:: Aim ::
Would you transcribe the listing that follows, character for character, and omit its images?

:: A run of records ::
──────────────────────────────

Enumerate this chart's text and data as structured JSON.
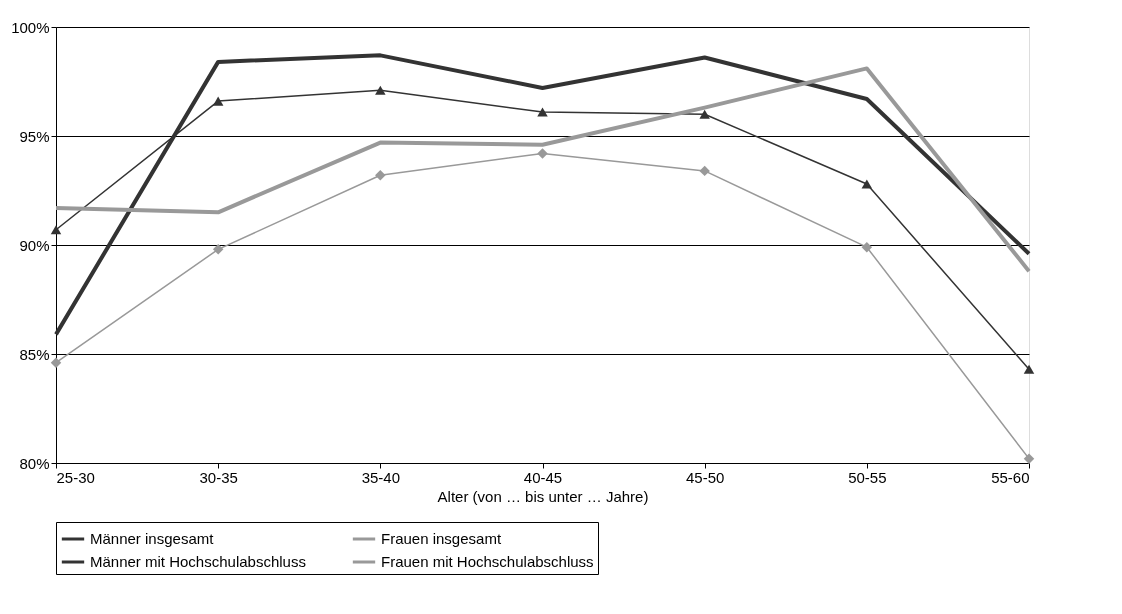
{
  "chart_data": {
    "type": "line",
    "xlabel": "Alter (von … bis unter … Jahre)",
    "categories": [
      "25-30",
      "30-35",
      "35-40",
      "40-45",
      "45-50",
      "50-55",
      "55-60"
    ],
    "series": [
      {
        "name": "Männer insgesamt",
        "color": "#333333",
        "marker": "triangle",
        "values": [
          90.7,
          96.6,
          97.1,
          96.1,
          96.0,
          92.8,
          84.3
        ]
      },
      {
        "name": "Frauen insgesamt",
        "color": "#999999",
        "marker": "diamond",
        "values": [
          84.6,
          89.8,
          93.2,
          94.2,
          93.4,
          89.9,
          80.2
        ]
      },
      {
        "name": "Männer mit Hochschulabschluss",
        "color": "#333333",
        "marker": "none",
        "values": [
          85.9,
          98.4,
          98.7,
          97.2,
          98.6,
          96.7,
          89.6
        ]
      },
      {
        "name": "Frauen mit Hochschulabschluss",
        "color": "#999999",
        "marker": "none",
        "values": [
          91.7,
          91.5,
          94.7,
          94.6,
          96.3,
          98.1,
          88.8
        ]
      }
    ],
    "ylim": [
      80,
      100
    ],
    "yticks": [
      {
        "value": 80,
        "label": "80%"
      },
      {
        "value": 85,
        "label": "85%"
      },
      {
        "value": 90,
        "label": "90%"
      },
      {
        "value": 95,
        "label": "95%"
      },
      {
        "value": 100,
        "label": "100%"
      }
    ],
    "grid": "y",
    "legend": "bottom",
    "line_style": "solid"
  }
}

──────────────────────────────

:: Exercise solution ::
Enumerate this chart's text and data as structured JSON.
{
  "chart_data": {
    "type": "line",
    "xlabel": "Alter (von … bis unter … Jahre)",
    "categories": [
      "25-30",
      "30-35",
      "35-40",
      "40-45",
      "45-50",
      "50-55",
      "55-60"
    ],
    "series": [
      {
        "name": "Männer insgesamt",
        "color": "#333333",
        "marker": "triangle",
        "values": [
          90.7,
          96.6,
          97.1,
          96.1,
          96.0,
          92.8,
          84.3
        ]
      },
      {
        "name": "Frauen insgesamt",
        "color": "#999999",
        "marker": "diamond",
        "values": [
          84.6,
          89.8,
          93.2,
          94.2,
          93.4,
          89.9,
          80.2
        ]
      },
      {
        "name": "Männer mit Hochschulabschluss",
        "color": "#333333",
        "marker": "none",
        "values": [
          85.9,
          98.4,
          98.7,
          97.2,
          98.6,
          96.7,
          89.6
        ]
      },
      {
        "name": "Frauen mit Hochschulabschluss",
        "color": "#999999",
        "marker": "none",
        "values": [
          91.7,
          91.5,
          94.7,
          94.6,
          96.3,
          98.1,
          88.8
        ]
      }
    ],
    "ylim": [
      80,
      100
    ],
    "yticks": [
      {
        "value": 80,
        "label": "80%"
      },
      {
        "value": 85,
        "label": "85%"
      },
      {
        "value": 90,
        "label": "90%"
      },
      {
        "value": 95,
        "label": "95%"
      },
      {
        "value": 100,
        "label": "100%"
      }
    ],
    "grid": "y",
    "legend": "bottom",
    "line_style": "solid"
  }
}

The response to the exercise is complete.